• WHAT THE EXERCISE ASKS
Turn the lines below into a numbered list, leaving out any blank lines.
⁂
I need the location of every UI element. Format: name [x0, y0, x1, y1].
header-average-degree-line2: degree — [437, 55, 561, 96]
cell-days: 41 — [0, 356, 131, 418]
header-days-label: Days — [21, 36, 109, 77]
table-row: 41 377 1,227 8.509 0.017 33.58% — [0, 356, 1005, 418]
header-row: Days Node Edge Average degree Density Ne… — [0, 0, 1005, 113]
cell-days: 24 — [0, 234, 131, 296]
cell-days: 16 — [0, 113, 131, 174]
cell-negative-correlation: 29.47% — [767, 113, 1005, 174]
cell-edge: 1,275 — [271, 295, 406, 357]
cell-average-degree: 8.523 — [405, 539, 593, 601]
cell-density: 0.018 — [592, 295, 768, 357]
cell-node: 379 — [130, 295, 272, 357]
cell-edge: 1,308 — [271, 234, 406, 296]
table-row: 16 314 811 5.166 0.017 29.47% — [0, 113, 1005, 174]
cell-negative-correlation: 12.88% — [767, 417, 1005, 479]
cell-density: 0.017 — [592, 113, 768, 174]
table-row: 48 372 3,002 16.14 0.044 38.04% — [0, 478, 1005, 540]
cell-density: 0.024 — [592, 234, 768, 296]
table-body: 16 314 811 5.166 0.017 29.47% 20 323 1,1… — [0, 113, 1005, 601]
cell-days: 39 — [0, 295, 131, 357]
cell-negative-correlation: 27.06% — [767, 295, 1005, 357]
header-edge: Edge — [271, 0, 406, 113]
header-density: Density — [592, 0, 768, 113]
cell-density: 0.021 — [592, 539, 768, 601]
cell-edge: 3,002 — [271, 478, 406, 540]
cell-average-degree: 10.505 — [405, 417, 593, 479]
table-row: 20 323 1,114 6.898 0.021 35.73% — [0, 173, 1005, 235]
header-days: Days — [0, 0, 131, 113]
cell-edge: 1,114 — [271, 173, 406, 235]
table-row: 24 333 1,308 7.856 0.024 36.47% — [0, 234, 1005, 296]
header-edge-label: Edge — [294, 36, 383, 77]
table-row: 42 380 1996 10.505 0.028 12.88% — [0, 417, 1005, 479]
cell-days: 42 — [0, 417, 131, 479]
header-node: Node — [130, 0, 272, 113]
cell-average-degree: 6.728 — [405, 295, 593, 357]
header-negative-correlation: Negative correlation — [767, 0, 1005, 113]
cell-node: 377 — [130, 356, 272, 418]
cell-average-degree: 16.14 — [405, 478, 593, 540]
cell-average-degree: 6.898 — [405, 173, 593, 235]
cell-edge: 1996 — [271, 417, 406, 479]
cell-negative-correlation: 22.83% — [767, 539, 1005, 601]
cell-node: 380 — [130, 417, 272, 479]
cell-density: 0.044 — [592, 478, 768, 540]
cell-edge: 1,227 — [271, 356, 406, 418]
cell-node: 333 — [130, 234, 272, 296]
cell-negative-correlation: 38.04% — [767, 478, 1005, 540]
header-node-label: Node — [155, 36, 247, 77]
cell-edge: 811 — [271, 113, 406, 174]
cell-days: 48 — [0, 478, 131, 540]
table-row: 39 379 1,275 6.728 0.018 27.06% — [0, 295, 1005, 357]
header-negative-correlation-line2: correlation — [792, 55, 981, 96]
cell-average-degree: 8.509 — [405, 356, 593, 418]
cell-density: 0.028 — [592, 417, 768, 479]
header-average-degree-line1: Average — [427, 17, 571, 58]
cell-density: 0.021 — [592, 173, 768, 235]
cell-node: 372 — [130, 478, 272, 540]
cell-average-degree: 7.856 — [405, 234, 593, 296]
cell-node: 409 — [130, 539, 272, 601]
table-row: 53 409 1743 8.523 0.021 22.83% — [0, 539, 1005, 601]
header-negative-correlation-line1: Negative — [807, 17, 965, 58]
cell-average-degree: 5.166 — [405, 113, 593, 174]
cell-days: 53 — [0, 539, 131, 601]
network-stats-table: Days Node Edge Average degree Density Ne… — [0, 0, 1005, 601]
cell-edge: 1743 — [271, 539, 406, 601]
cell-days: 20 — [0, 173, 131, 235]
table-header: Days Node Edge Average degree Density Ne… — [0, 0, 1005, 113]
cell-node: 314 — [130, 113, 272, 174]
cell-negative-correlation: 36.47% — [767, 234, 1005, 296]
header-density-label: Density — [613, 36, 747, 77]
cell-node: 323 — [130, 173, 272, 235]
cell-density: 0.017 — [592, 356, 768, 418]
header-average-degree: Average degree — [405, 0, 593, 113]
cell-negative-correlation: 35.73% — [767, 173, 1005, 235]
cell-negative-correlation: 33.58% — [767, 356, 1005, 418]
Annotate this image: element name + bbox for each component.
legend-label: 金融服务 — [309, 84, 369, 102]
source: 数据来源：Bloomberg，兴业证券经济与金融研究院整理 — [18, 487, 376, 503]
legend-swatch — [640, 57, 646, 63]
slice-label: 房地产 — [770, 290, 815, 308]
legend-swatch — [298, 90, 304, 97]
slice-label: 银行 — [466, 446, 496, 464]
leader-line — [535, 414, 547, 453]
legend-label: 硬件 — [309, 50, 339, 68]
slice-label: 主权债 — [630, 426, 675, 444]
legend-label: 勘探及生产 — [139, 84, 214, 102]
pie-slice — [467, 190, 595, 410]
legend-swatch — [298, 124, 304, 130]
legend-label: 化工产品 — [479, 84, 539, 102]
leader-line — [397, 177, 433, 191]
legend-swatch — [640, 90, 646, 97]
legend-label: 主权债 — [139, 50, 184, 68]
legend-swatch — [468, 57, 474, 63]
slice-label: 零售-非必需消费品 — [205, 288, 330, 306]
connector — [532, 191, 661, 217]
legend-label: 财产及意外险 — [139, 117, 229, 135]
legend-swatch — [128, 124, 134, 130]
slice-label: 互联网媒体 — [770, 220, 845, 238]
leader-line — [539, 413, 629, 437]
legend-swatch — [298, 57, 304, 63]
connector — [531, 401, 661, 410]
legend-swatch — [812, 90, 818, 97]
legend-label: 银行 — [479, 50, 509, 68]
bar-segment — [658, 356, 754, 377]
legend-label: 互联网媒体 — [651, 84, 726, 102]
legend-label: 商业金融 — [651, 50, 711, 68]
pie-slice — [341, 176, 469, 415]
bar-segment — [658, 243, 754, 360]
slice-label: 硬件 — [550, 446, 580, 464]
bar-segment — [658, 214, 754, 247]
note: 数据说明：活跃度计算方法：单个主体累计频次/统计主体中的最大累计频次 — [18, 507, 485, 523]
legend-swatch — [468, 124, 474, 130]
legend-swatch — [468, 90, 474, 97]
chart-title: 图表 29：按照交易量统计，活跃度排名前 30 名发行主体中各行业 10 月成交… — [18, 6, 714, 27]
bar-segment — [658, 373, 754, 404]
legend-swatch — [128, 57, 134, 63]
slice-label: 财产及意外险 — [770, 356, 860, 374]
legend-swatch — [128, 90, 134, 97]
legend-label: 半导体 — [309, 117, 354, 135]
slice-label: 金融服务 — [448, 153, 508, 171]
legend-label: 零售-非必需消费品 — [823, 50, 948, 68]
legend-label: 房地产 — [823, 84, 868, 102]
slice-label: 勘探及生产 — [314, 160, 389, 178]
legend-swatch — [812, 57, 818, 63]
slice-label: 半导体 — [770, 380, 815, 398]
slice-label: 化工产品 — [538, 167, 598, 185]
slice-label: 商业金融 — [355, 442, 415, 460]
⁂
• EXERCISE OUTPUT
1. I need the location of every UI element. Format: name [x0, y0, x1, y1].
2. header-average-degree-line2: degree — [437, 55, 561, 96]
3. cell-days: 41 — [0, 356, 131, 418]
4. header-days-label: Days — [21, 36, 109, 77]
5. table-row: 41 377 1,227 8.509 0.017 33.58% — [0, 356, 1005, 418]
6. header-row: Days Node Edge Average degree Density Ne… — [0, 0, 1005, 113]
7. cell-days: 24 — [0, 234, 131, 296]
8. cell-days: 16 — [0, 113, 131, 174]
9. cell-negative-correlation: 29.47% — [767, 113, 1005, 174]
10. cell-edge: 1,275 — [271, 295, 406, 357]
11. cell-average-degree: 8.523 — [405, 539, 593, 601]
12. cell-density: 0.018 — [592, 295, 768, 357]
13. cell-node: 379 — [130, 295, 272, 357]
14. cell-edge: 1,308 — [271, 234, 406, 296]
15. table-row: 16 314 811 5.166 0.017 29.47% — [0, 113, 1005, 174]
16. cell-negative-correlation: 12.88% — [767, 417, 1005, 479]
17. cell-density: 0.017 — [592, 113, 768, 174]
18. table-row: 48 372 3,002 16.14 0.044 38.04% — [0, 478, 1005, 540]
19. cell-density: 0.024 — [592, 234, 768, 296]
20. table-body: 16 314 811 5.166 0.017 29.47% 20 323 1,1… — [0, 113, 1005, 601]
21. cell-days: 39 — [0, 295, 131, 357]
22. cell-negative-correlation: 27.06% — [767, 295, 1005, 357]
23. header-edge: Edge — [271, 0, 406, 113]
24. header-density: Density — [592, 0, 768, 113]
25. cell-density: 0.021 — [592, 539, 768, 601]
26. cell-edge: 3,002 — [271, 478, 406, 540]
27. cell-average-degree: 10.505 — [405, 417, 593, 479]
28. table-row: 20 323 1,114 6.898 0.021 35.73% — [0, 173, 1005, 235]
29. header-days: Days — [0, 0, 131, 113]
30. cell-edge: 1,114 — [271, 173, 406, 235]
31. table-row: 24 333 1,308 7.856 0.024 36.47% — [0, 234, 1005, 296]
32. header-edge-label: Edge — [294, 36, 383, 77]
33. table-row: 42 380 1996 10.505 0.028 12.88% — [0, 417, 1005, 479]
34. cell-days: 42 — [0, 417, 131, 479]
35. header-node: Node — [130, 0, 272, 113]
36. cell-average-degree: 6.728 — [405, 295, 593, 357]
37. header-negative-correlation: Negative correlation — [767, 0, 1005, 113]
38. cell-node: 377 — [130, 356, 272, 418]
39. cell-average-degree: 16.14 — [405, 478, 593, 540]
40. cell-average-degree: 6.898 — [405, 173, 593, 235]
41. cell-edge: 1996 — [271, 417, 406, 479]
42. cell-negative-correlation: 22.83% — [767, 539, 1005, 601]
43. cell-node: 380 — [130, 417, 272, 479]
44. cell-density: 0.044 — [592, 478, 768, 540]
45. cell-edge: 1,227 — [271, 356, 406, 418]
46. cell-node: 333 — [130, 234, 272, 296]
47. cell-negative-correlation: 38.04% — [767, 478, 1005, 540]
48. header-node-label: Node — [155, 36, 247, 77]
49. cell-edge: 811 — [271, 113, 406, 174]
50. cell-days: 48 — [0, 478, 131, 540]
51. table-row: 39 379 1,275 6.728 0.018 27.06% — [0, 295, 1005, 357]
52. header-negative-correlation-line2: correlation — [792, 55, 981, 96]
53. cell-average-degree: 8.509 — [405, 356, 593, 418]
54. cell-density: 0.028 — [592, 417, 768, 479]
55. header-average-degree-line1: Average — [427, 17, 571, 58]
56. cell-density: 0.021 — [592, 173, 768, 235]
57. cell-node: 372 — [130, 478, 272, 540]
58. cell-average-degree: 7.856 — [405, 234, 593, 296]
59. cell-node: 409 — [130, 539, 272, 601]
60. table-row: 53 409 1743 8.523 0.021 22.83% — [0, 539, 1005, 601]
61. header-negative-correlation-line1: Negative — [807, 17, 965, 58]
62. cell-average-degree: 5.166 — [405, 113, 593, 174]
63. cell-days: 53 — [0, 539, 131, 601]
64. network-stats-table: Days Node Edge Average degree Density Ne… — [0, 0, 1005, 601]
65. cell-edge: 1743 — [271, 539, 406, 601]
66. cell-days: 20 — [0, 173, 131, 235]
67. table-header: Days Node Edge Average degree Density Ne… — [0, 0, 1005, 113]
68. cell-node: 314 — [130, 113, 272, 174]
69. cell-negative-correlation: 36.47% — [767, 234, 1005, 296]
70. header-density-label: Density — [613, 36, 747, 77]
71. cell-node: 323 — [130, 173, 272, 235]
72. cell-density: 0.017 — [592, 356, 768, 418]
73. header-average-degree: Average degree — [405, 0, 593, 113]
74. cell-negative-correlation: 35.73% — [767, 173, 1005, 235]
75. cell-negative-correlation: 33.58% — [767, 356, 1005, 418]
76. Annotate this image: element name + bbox for each component.
77. legend-label: 金融服务 — [309, 84, 369, 102]
78. source: 数据来源：Bloomberg，兴业证券经济与金融研究院整理 — [18, 487, 376, 503]
79. legend-swatch — [640, 57, 646, 63]
80. slice-label: 房地产 — [770, 290, 815, 308]
81. legend-swatch — [298, 90, 304, 97]
82. slice-label: 银行 — [466, 446, 496, 464]
83. leader-line — [535, 414, 547, 453]
84. legend-label: 硬件 — [309, 50, 339, 68]
85. slice-label: 主权债 — [630, 426, 675, 444]
86. legend-label: 勘探及生产 — [139, 84, 214, 102]
87. pie-slice — [467, 190, 595, 410]
88. legend-swatch — [298, 124, 304, 130]
89. legend-label: 化工产品 — [479, 84, 539, 102]
90. leader-line — [397, 177, 433, 191]
91. legend-swatch — [640, 90, 646, 97]
92. legend-label: 主权债 — [139, 50, 184, 68]
93. legend-swatch — [468, 57, 474, 63]
94. slice-label: 零售-非必需消费品 — [205, 288, 330, 306]
95. connector — [532, 191, 661, 217]
96. legend-label: 财产及意外险 — [139, 117, 229, 135]
97. legend-swatch — [128, 124, 134, 130]
98. slice-label: 互联网媒体 — [770, 220, 845, 238]
99. leader-line — [539, 413, 629, 437]
100. legend-swatch — [298, 57, 304, 63]
101. connector — [531, 401, 661, 410]
102. legend-swatch — [812, 90, 818, 97]
103. legend-label: 银行 — [479, 50, 509, 68]
104. bar-segment — [658, 356, 754, 377]
105. legend-label: 互联网媒体 — [651, 84, 726, 102]
106. legend-label: 商业金融 — [651, 50, 711, 68]
107. pie-slice — [341, 176, 469, 415]
108. bar-segment — [658, 243, 754, 360]
109. slice-label: 硬件 — [550, 446, 580, 464]
110. bar-segment — [658, 214, 754, 247]
111. note: 数据说明：活跃度计算方法：单个主体累计频次/统计主体中的最大累计频次 — [18, 507, 485, 523]
112. legend-swatch — [468, 124, 474, 130]
113. legend-swatch — [468, 90, 474, 97]
114. chart-title: 图表 29：按照交易量统计，活跃度排名前 30 名发行主体中各行业 10 月成交… — [18, 6, 714, 27]
115. bar-segment — [658, 373, 754, 404]
116. legend-swatch — [128, 57, 134, 63]
117. slice-label: 财产及意外险 — [770, 356, 860, 374]
118. legend-swatch — [128, 90, 134, 97]
119. legend-label: 半导体 — [309, 117, 354, 135]
120. slice-label: 金融服务 — [448, 153, 508, 171]
121. legend-label: 零售-非必需消费品 — [823, 50, 948, 68]
122. legend-label: 房地产 — [823, 84, 868, 102]
123. slice-label: 勘探及生产 — [314, 160, 389, 178]
124. legend-swatch — [812, 57, 818, 63]
125. slice-label: 半导体 — [770, 380, 815, 398]
126. slice-label: 化工产品 — [538, 167, 598, 185]
127. slice-label: 商业金融 — [355, 442, 415, 460]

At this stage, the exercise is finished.